* JOB *
Extract each line where the string "page" shows up.

* SUPPLIED DATA *
+-------+

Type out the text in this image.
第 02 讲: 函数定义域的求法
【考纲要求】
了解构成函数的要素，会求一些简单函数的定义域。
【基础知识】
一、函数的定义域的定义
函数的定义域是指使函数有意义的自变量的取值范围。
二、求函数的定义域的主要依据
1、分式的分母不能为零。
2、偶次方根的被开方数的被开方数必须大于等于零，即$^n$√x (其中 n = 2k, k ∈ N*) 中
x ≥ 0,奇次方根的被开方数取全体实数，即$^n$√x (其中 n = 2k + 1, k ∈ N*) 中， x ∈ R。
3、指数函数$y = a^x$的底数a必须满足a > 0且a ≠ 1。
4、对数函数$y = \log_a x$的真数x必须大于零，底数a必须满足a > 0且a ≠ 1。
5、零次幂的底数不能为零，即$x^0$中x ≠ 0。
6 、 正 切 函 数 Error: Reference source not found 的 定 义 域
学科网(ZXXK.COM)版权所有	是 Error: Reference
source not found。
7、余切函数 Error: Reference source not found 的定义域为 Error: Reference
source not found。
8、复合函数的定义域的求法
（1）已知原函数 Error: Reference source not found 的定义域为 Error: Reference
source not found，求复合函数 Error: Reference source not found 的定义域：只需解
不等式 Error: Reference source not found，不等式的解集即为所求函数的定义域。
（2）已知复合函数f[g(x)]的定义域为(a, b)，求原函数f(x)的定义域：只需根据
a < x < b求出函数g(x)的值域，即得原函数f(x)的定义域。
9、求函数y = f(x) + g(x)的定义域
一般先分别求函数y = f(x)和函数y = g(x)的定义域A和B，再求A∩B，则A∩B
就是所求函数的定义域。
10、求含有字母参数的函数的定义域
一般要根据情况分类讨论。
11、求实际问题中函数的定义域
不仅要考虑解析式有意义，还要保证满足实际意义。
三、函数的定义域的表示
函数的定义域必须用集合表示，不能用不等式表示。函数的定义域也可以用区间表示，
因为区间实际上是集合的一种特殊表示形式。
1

+-------+

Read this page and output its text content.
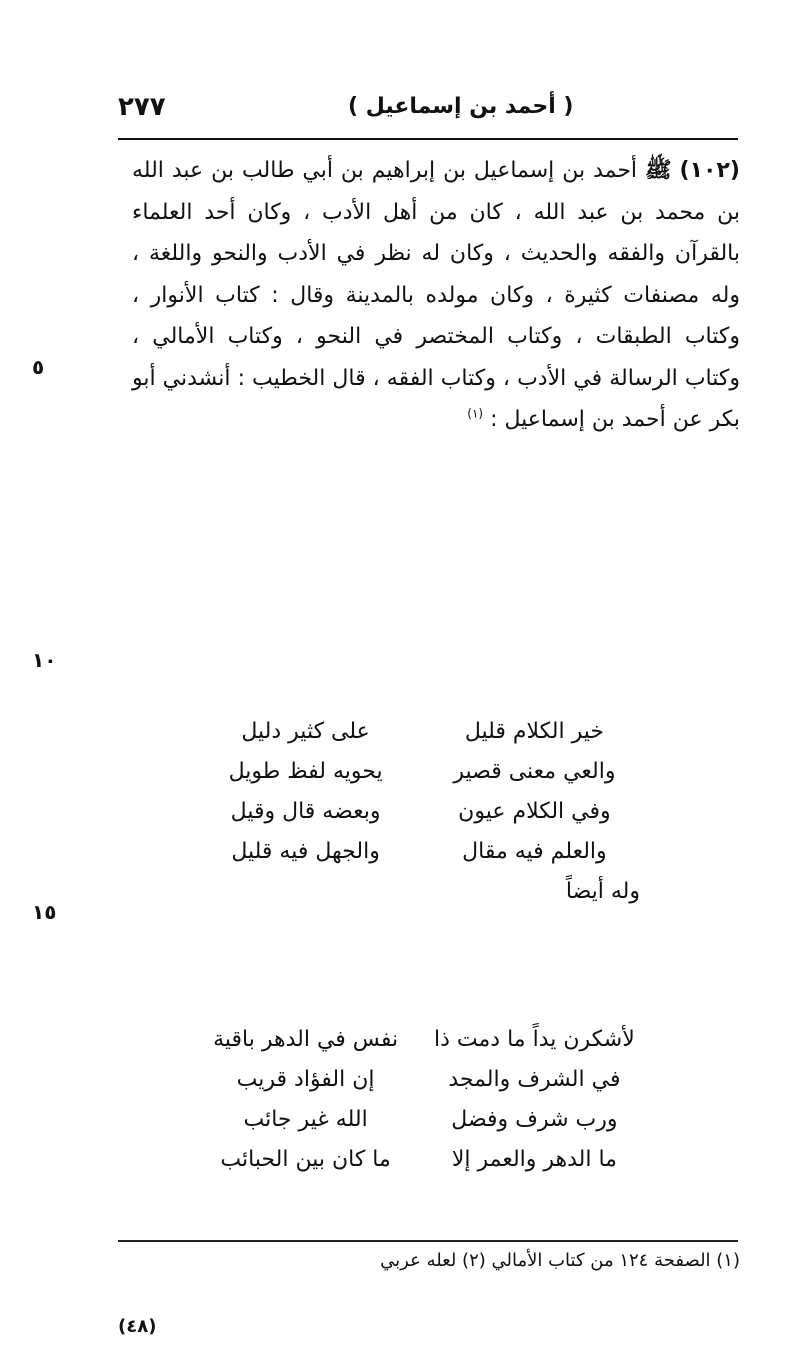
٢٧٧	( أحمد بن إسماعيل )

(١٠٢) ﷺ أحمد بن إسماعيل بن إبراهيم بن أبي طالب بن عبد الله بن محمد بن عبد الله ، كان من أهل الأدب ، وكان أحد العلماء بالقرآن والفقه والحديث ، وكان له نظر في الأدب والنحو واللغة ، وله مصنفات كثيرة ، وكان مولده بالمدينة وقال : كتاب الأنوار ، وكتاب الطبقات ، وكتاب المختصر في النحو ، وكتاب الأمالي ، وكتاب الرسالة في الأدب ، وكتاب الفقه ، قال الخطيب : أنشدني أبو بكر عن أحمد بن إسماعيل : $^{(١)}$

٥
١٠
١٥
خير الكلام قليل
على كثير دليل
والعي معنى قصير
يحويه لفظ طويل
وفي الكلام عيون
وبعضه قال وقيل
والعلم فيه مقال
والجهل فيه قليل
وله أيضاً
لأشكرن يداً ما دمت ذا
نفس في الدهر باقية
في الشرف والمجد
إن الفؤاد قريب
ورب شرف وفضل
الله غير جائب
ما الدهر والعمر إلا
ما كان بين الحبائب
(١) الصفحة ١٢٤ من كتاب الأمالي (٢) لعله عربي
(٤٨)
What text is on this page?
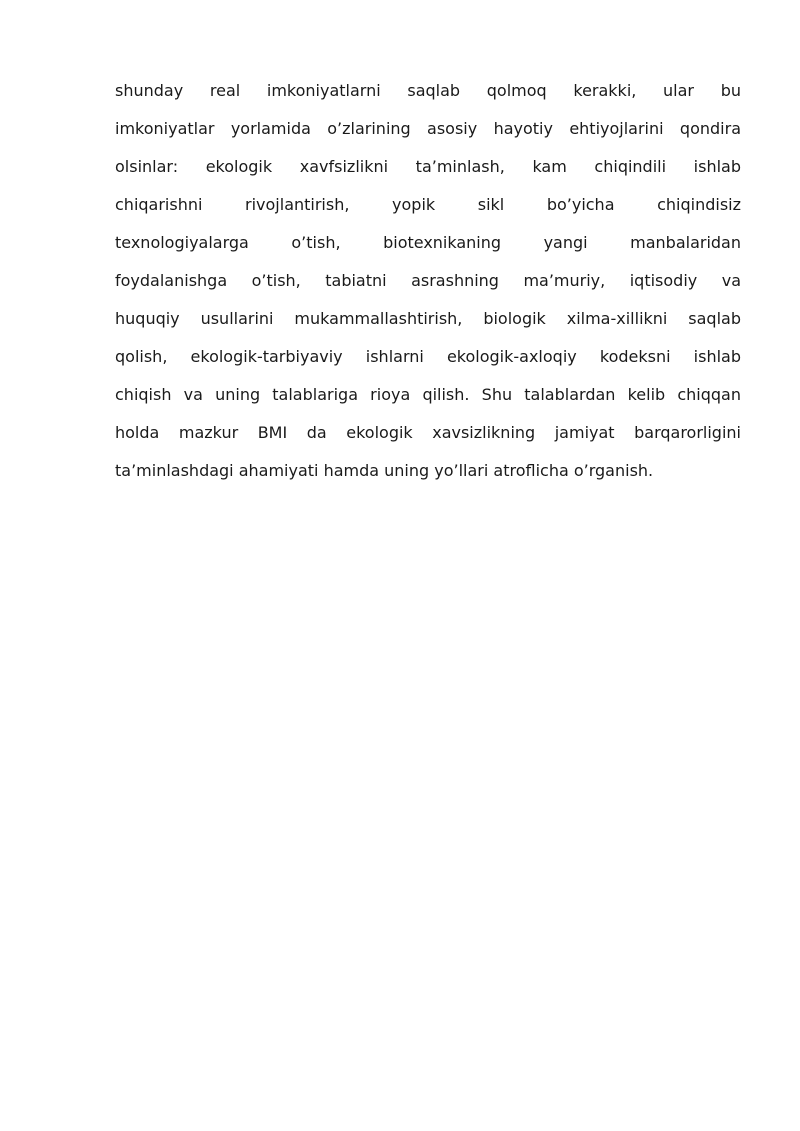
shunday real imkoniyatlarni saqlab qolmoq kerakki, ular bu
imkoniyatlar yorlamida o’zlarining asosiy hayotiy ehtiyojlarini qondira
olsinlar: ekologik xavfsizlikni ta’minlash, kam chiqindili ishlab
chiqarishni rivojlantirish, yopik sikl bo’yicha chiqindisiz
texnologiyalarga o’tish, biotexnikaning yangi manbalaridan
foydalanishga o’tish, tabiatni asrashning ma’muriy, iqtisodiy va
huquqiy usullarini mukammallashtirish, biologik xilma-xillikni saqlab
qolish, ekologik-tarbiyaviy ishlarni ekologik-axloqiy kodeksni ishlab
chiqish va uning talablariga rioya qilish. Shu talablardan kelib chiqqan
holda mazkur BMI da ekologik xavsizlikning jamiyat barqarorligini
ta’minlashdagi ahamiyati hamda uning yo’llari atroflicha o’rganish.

+-------+

* FINAL RESULT *
Read this page and output its text content.
What text is on this page?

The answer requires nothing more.